Material shown:

# # #

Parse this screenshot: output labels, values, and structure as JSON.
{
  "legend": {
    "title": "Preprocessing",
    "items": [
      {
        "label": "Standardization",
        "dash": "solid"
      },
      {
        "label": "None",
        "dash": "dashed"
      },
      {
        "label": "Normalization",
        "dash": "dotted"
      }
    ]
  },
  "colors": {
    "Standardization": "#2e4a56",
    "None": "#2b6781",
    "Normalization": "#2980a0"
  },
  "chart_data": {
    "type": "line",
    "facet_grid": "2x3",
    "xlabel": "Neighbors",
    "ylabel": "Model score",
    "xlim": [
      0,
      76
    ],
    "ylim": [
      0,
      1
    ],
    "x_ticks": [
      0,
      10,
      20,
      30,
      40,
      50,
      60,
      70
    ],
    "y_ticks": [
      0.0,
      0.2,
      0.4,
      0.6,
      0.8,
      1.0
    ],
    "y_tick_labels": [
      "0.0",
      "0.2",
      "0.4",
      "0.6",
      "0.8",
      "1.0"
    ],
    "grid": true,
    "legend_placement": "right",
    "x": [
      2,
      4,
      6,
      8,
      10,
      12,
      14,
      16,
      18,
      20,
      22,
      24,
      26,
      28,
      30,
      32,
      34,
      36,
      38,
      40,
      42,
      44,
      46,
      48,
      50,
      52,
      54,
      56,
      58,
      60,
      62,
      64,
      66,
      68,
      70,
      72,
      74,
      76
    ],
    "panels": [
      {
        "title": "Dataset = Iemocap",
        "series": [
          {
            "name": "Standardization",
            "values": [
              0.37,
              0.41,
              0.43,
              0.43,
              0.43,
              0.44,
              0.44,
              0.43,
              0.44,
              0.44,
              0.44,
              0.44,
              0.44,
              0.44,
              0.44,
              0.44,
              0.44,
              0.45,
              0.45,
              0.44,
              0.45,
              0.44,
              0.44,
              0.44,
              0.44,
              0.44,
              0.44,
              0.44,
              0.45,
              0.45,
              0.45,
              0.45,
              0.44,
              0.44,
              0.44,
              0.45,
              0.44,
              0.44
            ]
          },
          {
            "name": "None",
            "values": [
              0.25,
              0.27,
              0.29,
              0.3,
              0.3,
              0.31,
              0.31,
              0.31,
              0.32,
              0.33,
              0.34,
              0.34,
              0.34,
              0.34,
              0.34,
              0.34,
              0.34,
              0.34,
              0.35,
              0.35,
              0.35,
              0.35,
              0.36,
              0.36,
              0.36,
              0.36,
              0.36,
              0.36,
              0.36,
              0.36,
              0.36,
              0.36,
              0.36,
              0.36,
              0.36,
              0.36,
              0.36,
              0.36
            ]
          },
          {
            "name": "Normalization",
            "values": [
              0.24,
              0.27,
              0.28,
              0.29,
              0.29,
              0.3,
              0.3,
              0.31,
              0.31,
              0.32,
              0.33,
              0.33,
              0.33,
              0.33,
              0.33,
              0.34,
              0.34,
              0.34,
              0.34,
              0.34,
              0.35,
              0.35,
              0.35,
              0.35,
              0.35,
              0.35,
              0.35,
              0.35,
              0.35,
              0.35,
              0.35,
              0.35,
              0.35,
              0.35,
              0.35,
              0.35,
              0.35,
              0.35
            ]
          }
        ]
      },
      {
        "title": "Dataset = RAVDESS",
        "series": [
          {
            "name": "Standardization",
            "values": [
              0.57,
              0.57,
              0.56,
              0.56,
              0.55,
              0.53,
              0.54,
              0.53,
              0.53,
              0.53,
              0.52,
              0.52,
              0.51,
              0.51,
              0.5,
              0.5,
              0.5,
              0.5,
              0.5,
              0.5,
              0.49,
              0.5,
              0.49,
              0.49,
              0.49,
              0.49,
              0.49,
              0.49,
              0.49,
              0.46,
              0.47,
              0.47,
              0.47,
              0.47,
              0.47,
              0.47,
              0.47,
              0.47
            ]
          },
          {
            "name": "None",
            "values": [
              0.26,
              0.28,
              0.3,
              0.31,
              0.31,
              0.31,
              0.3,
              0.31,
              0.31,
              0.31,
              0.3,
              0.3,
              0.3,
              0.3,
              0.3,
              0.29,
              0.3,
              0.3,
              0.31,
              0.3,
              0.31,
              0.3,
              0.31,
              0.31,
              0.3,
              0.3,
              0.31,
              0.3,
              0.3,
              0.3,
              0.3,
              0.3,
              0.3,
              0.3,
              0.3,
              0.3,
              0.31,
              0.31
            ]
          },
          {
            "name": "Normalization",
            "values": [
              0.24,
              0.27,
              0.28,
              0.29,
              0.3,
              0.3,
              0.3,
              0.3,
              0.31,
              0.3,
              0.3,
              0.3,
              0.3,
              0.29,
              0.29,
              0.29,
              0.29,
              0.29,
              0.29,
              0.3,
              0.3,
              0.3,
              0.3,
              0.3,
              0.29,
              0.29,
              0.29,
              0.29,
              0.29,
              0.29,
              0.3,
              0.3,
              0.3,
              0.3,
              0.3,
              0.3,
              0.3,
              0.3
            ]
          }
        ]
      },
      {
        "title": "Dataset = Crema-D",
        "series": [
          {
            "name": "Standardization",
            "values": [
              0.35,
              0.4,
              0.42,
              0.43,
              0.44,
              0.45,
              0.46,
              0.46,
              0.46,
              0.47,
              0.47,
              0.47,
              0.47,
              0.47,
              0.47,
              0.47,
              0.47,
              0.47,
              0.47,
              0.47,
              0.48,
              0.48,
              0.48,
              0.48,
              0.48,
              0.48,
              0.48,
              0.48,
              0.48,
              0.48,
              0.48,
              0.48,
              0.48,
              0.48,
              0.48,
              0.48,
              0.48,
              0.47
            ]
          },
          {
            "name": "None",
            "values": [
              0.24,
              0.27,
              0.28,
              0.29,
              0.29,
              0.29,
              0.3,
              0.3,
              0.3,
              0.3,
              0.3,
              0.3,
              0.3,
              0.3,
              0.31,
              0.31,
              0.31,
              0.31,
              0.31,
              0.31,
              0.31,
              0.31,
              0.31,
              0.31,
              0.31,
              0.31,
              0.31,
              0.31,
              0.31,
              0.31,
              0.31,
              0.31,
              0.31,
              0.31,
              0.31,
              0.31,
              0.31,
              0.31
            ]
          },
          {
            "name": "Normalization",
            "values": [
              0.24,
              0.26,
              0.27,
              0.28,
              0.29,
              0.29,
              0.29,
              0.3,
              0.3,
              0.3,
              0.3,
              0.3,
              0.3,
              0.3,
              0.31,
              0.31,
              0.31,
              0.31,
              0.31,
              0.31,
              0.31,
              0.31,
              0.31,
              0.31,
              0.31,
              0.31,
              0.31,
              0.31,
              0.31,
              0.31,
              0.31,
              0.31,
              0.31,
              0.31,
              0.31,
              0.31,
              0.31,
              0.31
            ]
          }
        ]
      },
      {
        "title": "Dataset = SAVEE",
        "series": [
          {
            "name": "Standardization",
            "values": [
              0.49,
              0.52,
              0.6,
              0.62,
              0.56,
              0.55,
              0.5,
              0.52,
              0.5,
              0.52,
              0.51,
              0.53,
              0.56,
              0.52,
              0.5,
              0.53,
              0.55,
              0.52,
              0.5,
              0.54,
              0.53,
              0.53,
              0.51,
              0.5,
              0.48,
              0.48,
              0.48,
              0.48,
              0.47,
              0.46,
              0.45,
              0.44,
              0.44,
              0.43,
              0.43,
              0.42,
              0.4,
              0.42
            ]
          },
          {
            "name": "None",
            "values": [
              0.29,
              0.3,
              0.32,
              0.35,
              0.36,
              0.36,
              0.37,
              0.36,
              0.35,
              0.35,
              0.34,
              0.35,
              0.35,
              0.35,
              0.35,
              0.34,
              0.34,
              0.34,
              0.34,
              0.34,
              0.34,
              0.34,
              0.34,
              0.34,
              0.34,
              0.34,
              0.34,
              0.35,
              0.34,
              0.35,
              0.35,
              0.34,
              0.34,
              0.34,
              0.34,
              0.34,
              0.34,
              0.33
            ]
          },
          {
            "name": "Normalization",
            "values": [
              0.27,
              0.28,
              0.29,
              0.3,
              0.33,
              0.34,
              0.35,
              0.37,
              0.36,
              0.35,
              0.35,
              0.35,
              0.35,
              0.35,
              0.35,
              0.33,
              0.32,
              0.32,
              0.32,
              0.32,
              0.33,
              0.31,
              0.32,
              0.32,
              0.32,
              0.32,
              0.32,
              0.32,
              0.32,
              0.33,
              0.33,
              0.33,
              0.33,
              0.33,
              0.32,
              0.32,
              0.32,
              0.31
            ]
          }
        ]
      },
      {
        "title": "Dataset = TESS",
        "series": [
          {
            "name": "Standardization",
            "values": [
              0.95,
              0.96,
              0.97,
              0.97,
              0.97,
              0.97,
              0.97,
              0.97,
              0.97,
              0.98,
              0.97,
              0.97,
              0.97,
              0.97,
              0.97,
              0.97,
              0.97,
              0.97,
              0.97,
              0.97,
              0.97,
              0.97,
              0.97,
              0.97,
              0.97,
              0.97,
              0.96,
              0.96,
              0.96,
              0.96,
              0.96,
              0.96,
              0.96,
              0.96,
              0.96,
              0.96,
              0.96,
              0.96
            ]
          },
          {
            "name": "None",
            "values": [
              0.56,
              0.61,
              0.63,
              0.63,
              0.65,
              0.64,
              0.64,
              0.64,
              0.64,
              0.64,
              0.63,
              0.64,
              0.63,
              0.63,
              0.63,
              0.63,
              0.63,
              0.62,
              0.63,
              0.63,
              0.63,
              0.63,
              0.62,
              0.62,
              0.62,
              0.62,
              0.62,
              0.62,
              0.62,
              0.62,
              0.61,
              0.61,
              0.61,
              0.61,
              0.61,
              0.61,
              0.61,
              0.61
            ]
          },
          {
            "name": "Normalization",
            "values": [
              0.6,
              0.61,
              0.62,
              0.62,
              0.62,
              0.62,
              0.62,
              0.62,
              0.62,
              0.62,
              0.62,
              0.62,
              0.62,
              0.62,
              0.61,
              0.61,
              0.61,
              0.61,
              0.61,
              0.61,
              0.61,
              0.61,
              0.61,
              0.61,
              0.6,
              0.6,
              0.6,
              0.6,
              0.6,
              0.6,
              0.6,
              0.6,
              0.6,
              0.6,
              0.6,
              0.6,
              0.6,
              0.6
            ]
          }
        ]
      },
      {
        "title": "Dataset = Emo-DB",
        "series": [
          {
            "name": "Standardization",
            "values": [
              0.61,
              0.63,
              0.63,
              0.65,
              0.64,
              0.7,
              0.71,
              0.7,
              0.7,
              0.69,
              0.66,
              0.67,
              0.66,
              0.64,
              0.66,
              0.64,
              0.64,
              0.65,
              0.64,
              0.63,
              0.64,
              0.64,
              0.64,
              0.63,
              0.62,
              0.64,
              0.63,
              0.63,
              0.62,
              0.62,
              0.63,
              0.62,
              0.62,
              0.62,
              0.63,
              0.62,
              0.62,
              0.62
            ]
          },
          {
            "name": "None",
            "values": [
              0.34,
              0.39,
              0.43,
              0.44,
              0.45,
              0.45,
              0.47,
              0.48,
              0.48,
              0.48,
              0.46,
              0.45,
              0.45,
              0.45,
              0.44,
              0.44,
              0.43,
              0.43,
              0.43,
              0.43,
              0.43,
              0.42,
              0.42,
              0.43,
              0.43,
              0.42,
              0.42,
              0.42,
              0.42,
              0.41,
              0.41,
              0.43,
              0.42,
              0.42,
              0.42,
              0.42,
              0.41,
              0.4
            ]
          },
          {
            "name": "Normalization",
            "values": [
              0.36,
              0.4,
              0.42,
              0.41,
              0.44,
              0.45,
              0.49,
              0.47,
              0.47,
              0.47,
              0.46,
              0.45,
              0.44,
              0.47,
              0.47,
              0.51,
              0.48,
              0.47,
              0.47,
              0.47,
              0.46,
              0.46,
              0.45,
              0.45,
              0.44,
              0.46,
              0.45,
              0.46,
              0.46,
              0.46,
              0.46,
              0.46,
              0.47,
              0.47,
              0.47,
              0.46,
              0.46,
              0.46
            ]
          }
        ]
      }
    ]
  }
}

# # #

Job:
Search the data for "Dataset". Copy every line that has it.

Solution for this task:
        "title": "Dataset = Iemocap",
        "title": "Dataset = RAVDESS",
        "title": "Dataset = Crema-D",
        "title": "Dataset = SAVEE",
        "title": "Dataset = TESS",
        "title": "Dataset = Emo-DB",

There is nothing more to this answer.